== Entries provided
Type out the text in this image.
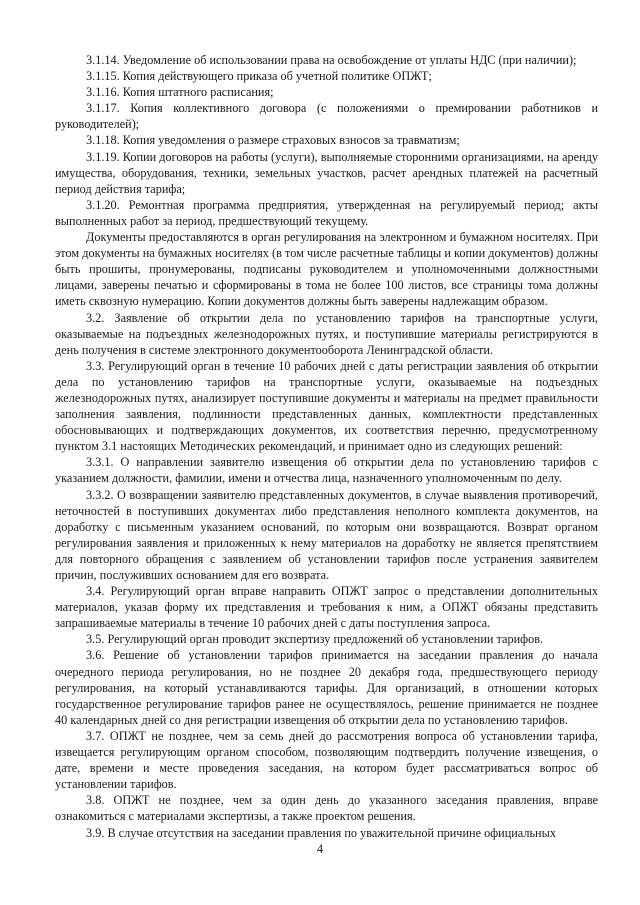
3.1.14. Уведомление об использовании права на освобождение от уплаты НДС (при наличии);

3.1.15. Копия действующего приказа об учетной политике ОПЖТ;

3.1.16. Копия штатного расписания;

3.1.17. Копия коллективного договора (с положениями о премировании работников и руководителей);

3.1.18. Копия уведомления о размере страховых взносов за травматизм;

3.1.19. Копии договоров на работы (услуги), выполняемые сторонними организациями, на аренду имущества, оборудования, техники, земельных участков, расчет арендных платежей на расчетный период действия тарифа;

3.1.20. Ремонтная программа предприятия, утвержденная на регулируемый период; акты выполненных работ за период, предшествующий текущему.

Документы предоставляются в орган регулирования на электронном и бумажном носителях. При этом документы на бумажных носителях (в том числе расчетные таблицы и копии документов) должны быть прошиты, пронумерованы, подписаны руководителем и уполномоченными должностными лицами, заверены печатью и сформированы в тома не более 100 листов, все страницы тома должны иметь сквозную нумерацию. Копии документов должны быть заверены надлежащим образом.

3.2. Заявление об открытии дела по установлению тарифов на транспортные услуги, оказываемые на подъездных железнодорожных путях, и поступившие материалы регистрируются в день получения в системе электронного документооборота Ленинградской области.

3.3. Регулирующий орган в течение 10 рабочих дней с даты регистрации заявления об открытии дела по установлению тарифов на транспортные услуги, оказываемые на подъездных железнодорожных путях, анализирует поступившие документы и материалы на предмет правильности заполнения заявления, подлинности представленных данных, комплектности представленных обосновывающих и подтверждающих документов, их соответствия перечню, предусмотренному пунктом 3.1 настоящих Методических рекомендаций, и принимает одно из следующих решений:

3.3.1. О направлении заявителю извещения об открытии дела по установлению тарифов с указанием должности, фамилии, имени и отчества лица, назначенного уполномоченным по делу.

3.3.2. О возвращении заявителю представленных документов, в случае выявления противоречий, неточностей в поступивших документах либо представления неполного комплекта документов, на доработку с письменным указанием оснований, по которым они возвращаются. Возврат органом регулирования заявления и приложенных к нему материалов на доработку не является препятствием для повторного обращения с заявлением об установлении тарифов после устранения заявителем причин, послуживших основанием для его возврата.

3.4. Регулирующий орган вправе направить ОПЖТ запрос о представлении дополнительных материалов, указав форму их представления и требования к ним, а ОПЖТ обязаны представить запрашиваемые материалы в течение 10 рабочих дней с даты поступления запроса.

3.5. Регулирующий орган проводит экспертизу предложений об установлении тарифов.

3.6. Решение об установлении тарифов принимается на заседании правления до начала очередного периода регулирования, но не позднее 20 декабря года, предшествующего периоду регулирования, на который устанавливаются тарифы. Для организаций, в отношении которых государственное регулирование тарифов ранее не осуществлялось, решение принимается не позднее 40 календарных дней со дня регистрации извещения об открытии дела по установлению тарифов.

3.7. ОПЖТ не позднее, чем за семь дней до рассмотрения вопроса об установлении тарифа, извещается регулирующим органом способом, позволяющим подтвердить получение извещения, о дате, времени и месте проведения заседания, на котором будет рассматриваться вопрос об установлении тарифов.

3.8. ОПЖТ не позднее, чем за один день до указанного заседания правления, вправе ознакомиться с материалами экспертизы, а также проектом решения.

3.9. В случае отсутствия на заседании правления по уважительной причине официальных

4
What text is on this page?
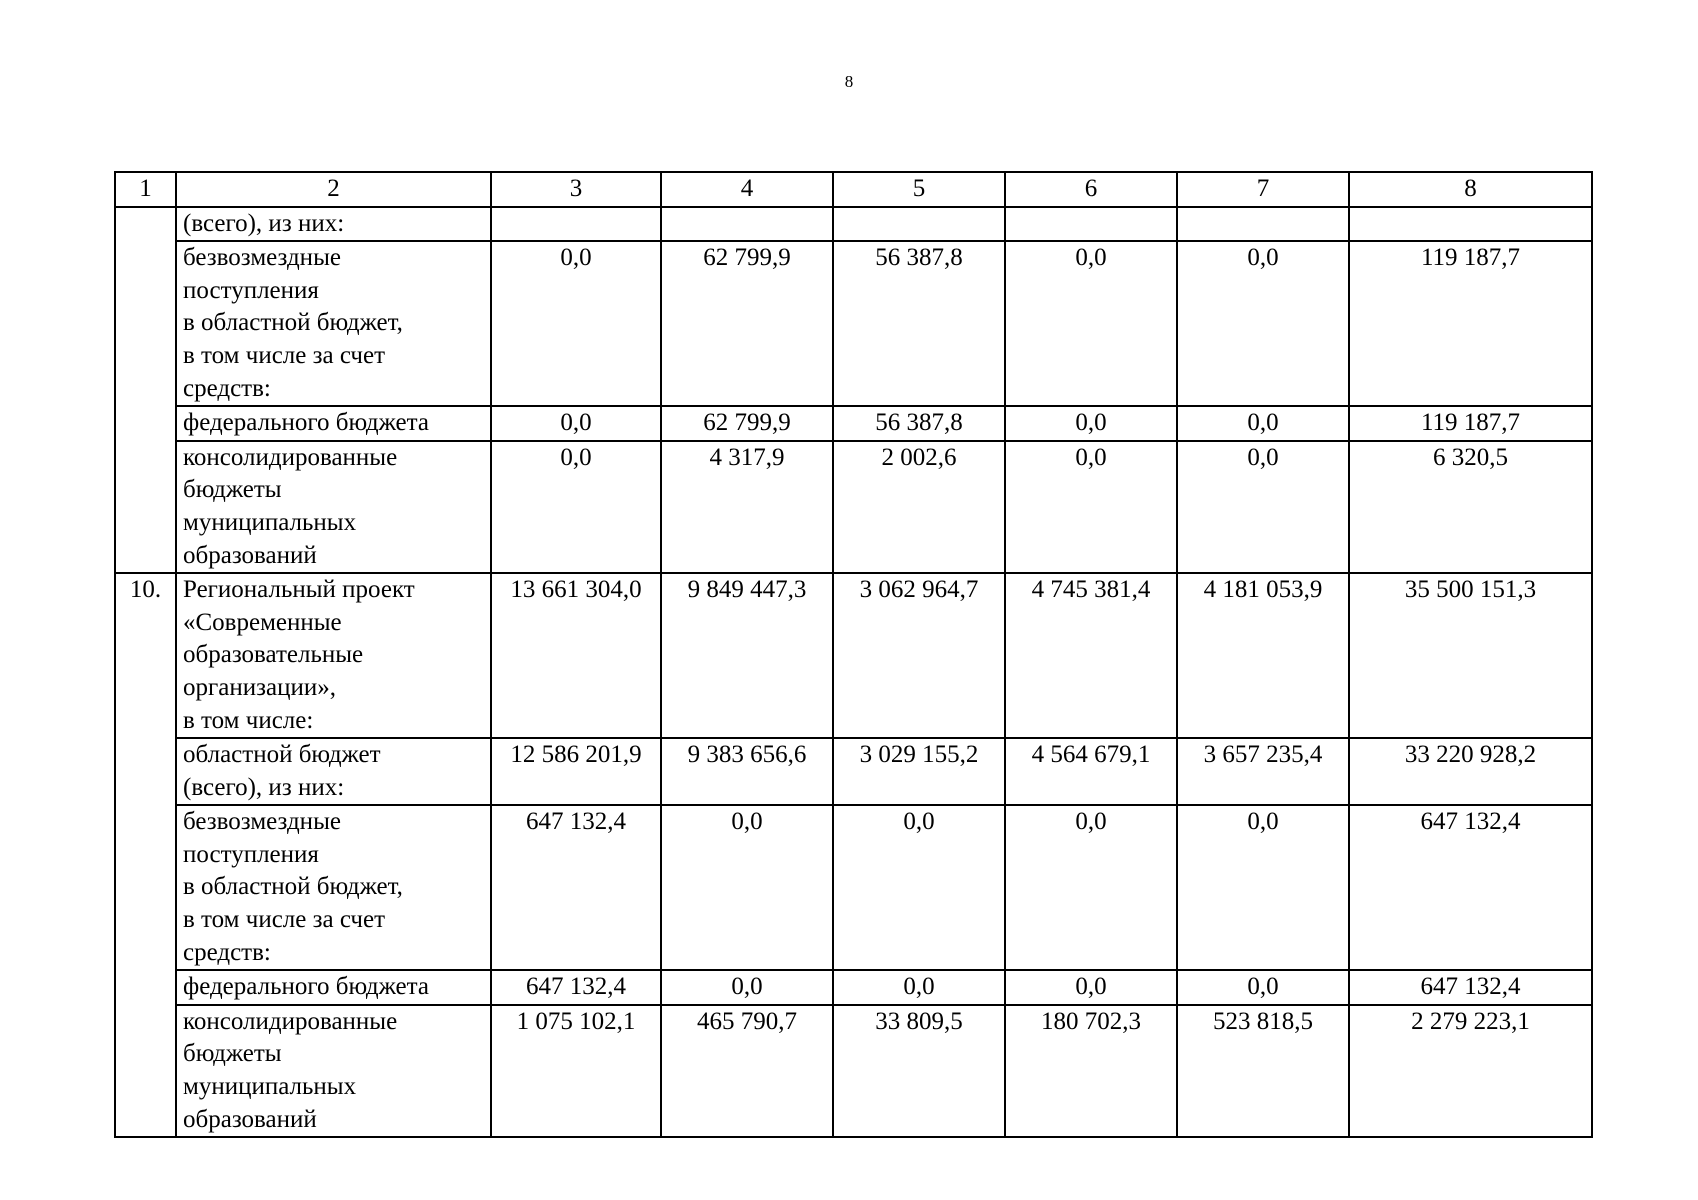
8
1	2	3	4	5	6	7	8

	(всего), из них:						

	безвозмездные
поступления
в областной бюджет,
в том числе за счет
средств:	0,0	62 799,9	56 387,8	0,0	0,0	119 187,7

	федерального бюджета	0,0	62 799,9	56 387,8	0,0	0,0	119 187,7

	консолидированные
бюджеты
муниципальных
образований	0,0	4 317,9	2 002,6	0,0	0,0	6 320,5
10.	Региональный проект
«Современные
образовательные
организации»,
в том числе:	13 661 304,0	9 849 447,3	3 062 964,7	4 745 381,4	4 181 053,9	35 500 151,3

	областной бюджет
(всего), из них:	12 586 201,9	9 383 656,6	3 029 155,2	4 564 679,1	3 657 235,4	33 220 928,2

	безвозмездные
поступления
в областной бюджет,
в том числе за счет
средств:	647 132,4	0,0	0,0	0,0	0,0	647 132,4

	федерального бюджета	647 132,4	0,0	0,0	0,0	0,0	647 132,4

	консолидированные
бюджеты
муниципальных
образований	1 075 102,1	465 790,7	33 809,5	180 702,3	523 818,5	2 279 223,1
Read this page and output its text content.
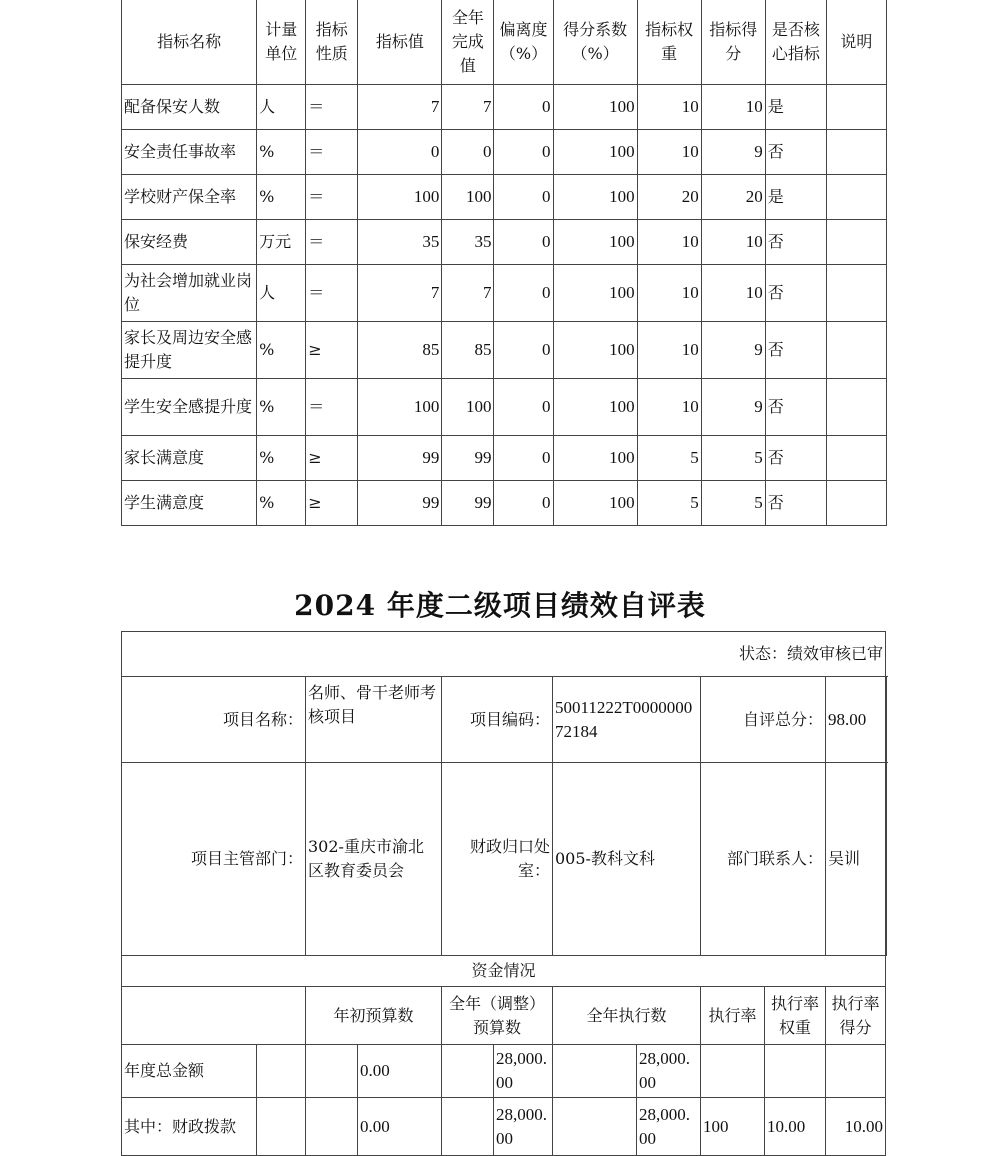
指标名称	计量单位	指标性质	指标值	全年完成值	偏离度（%）	得分系数（%）	指标权重	指标得分	是否核心指标	说明
配备保安人数	人	＝	7	7	0	100	10	10	是	
安全责任事故率	%	＝	0	0	0	100	10	9	否	
学校财产保全率	%	＝	100	100	0	100	20	20	是	
保安经费	万元	＝	35	35	0	100	10	10	否	
为社会增加就业岗位	人	＝	7	7	0	100	10	10	否	
家长及周边安全感提升度	%	≥	85	85	0	100	10	9	否	
学生安全感提升度	%	＝	100	100	0	100	10	9	否	
家长满意度	%	≥	99	99	0	100	5	5	否	
学生满意度	%	≥	99	99	0	100	5	5	否	
2024 年度二级项目绩效自评表
状态：绩效审核已审											
项目名称：		名师、骨干老师考核项目		项目编码：		50011222T000000072184		自评总分：		98.00		
项目主管部门：		302-重庆市渝北区教育委员会		财政归口处室：		005-教科文科		部门联系人：		吴训		
资金情况											
		年初预算数		全年（调整）预算数		全年执行数		执行率	执行率权重	执行率得分	
年度总金额			0.00		28,000.00		28,000.00				
其中：财政拨款			0.00		28,000.00		28,000.00	100	10.00	10.00	
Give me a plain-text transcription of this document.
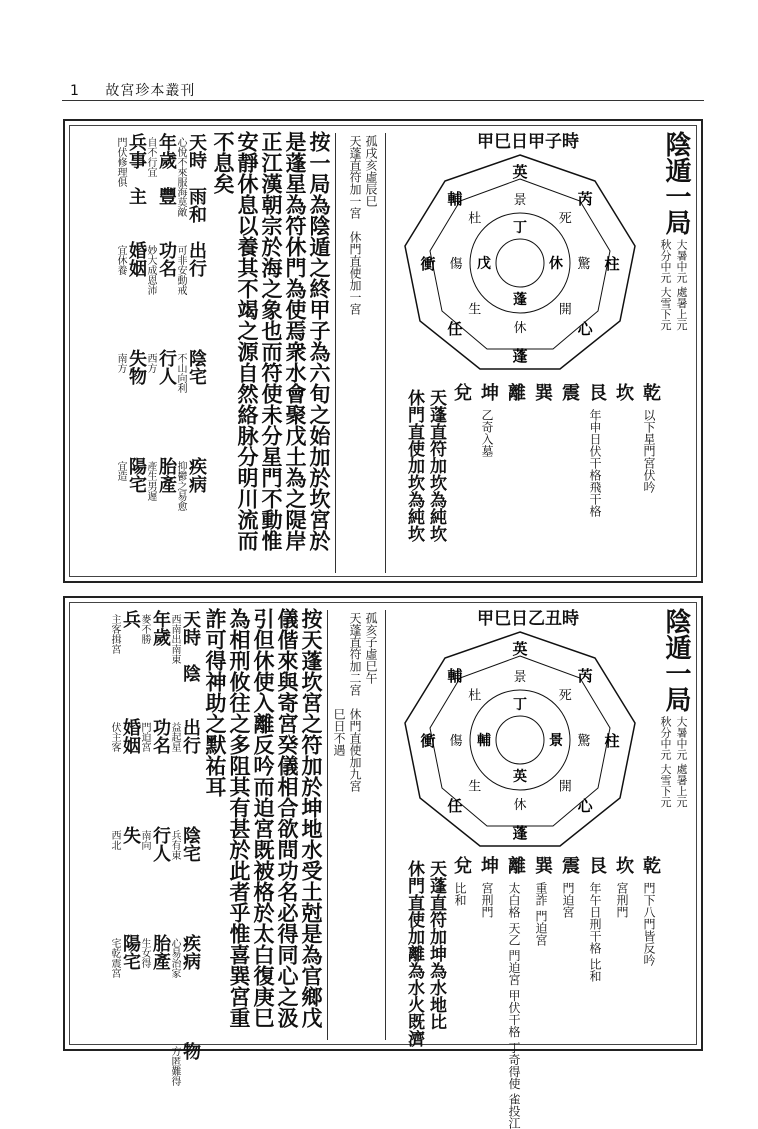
1 故宮珍本叢刊
陰遁一局
大暑中元 處暑上元
秋分中元 大雪下元
甲巳日甲子時
蓬
任
衝
輔
英
芮
柱
心
休
生
傷
杜
景
死
驚
開
丁
休
蓬
戊
乾
以下星門宮伏吟
坎
艮
年申日伏干格飛干格
震
巽
離
坤
乙奇入墓
兌
天蓬直符加坎為純坎
休門直使加坎為純坎
孤戌亥虛辰巳
天蓬直符加一宮　休門直使加一宮
按一局為陰遁之終甲子為六旬之始加於坎宮於
是蓬星為符休門為使焉衆水會聚戊土為之隄岸
正江漢朝宗於海之象也而符使未分星門不動惟
安靜休息以養其不竭之源自然絡脉分明川流而
不息矣
天時　雨和
心悅不來服海莫敵
年歲　豐
自不行宜
兵事　主
門伏修理俱
出行
可非安動戒
功名
妙大成恩沛
婚姻
宜休養
陰宅
不山向利
行人
西方
失物
南方
疾病
抑鬱之易愈
胎產
產生男遲
陽宅
宜造
陰遁一局
大暑中元 處暑上元
秋分中元 大雪下元
甲巳日乙丑時
蓬
任
衝
輔
英
芮
柱
心
休
生
傷
杜
景
死
驚
開
丁
景
英
輔
乾
門下八門皆反吟
坎
宮刑門
艮
年午日刑干格 比和
震
門迫宮
巽
重詐 門迫宮
離
太白格 天乙 門迫宮 甲伏干格 丁奇得使 雀投江
坤
宮刑門
兌
比和
天蓬直符加坤為水地比
休門直使加離為水火既濟
孤亥子虛巳午
天蓬直符加二宮　休門直使加九宮
巳日不遇
按天蓬坎宮之符加於坤地水受土尅是為官鄉戊
儀偕來與寄宮癸儀相合欲問功名必得同心之汲
引但休使入離反吟而迫宮既被格於太白復庚巳
為相刑攸往之多阻其有甚於此者乎惟喜巽宮重
詐可得神助之默祐耳
天時　陰
西南出南東
年歲
麥不勝
兵
主客揖宮
出行
益起星
功名
門迫宮
婚姻
伏主客
陰宅
兵有東
行人
南向
失
西北
疾病
心易治家
胎產
生女得
陽宅
宅乾震宮
物
方匿難得
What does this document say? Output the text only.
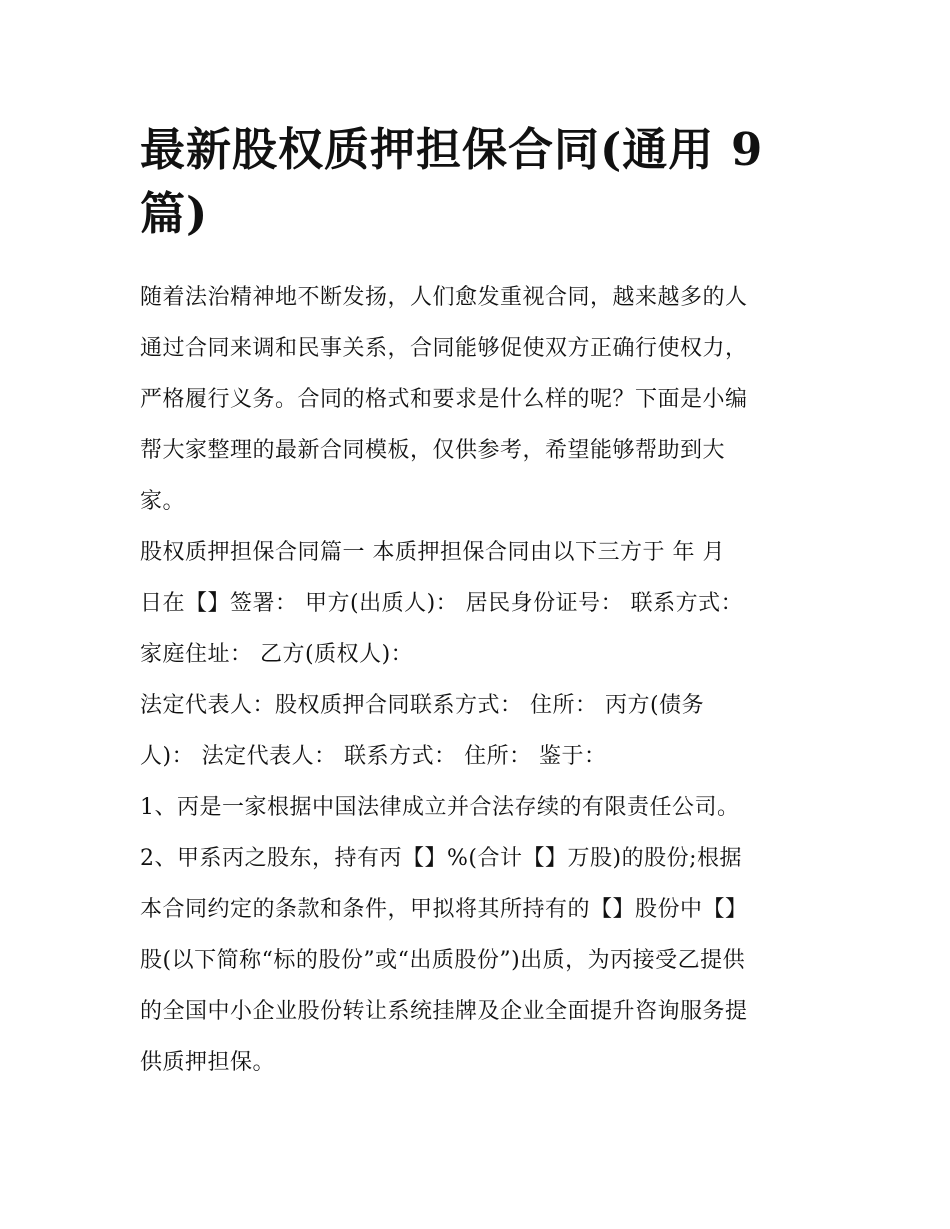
最新股权质押担保合同(通用 9
篇)

随着法治精神地不断发扬，人们愈发重视合同，越来越多的人
通过合同来调和民事关系，合同能够促使双方正确行使权力，
严格履行义务。合同的格式和要求是什么样的呢？下面是小编
帮大家整理的最新合同模板，仅供参考，希望能够帮助到大
家。

股权质押担保合同篇一 本质押担保合同由以下三方于 年 月
日在【】签署： 甲方(出质人)： 居民身份证号： 联系方式：
家庭住址： 乙方(质权人)：

法定代表人：股权质押合同联系方式： 住所： 丙方(债务
人)： 法定代表人： 联系方式： 住所： 鉴于：

1、丙是一家根据中国法律成立并合法存续的有限责任公司。

2、甲系丙之股东，持有丙【】%(合计【】万股)的股份;根据
本合同约定的条款和条件，甲拟将其所持有的【】股份中【】
股(以下简称“标的股份”或“出质股份”)出质，为丙接受乙提供
的全国中小企业股份转让系统挂牌及企业全面提升咨询服务提
供质押担保。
====
> **Stated goal**:
Check each line above for the string "Копия" and report how many lines have it, giving only the number.

> **Answer to the task**:
4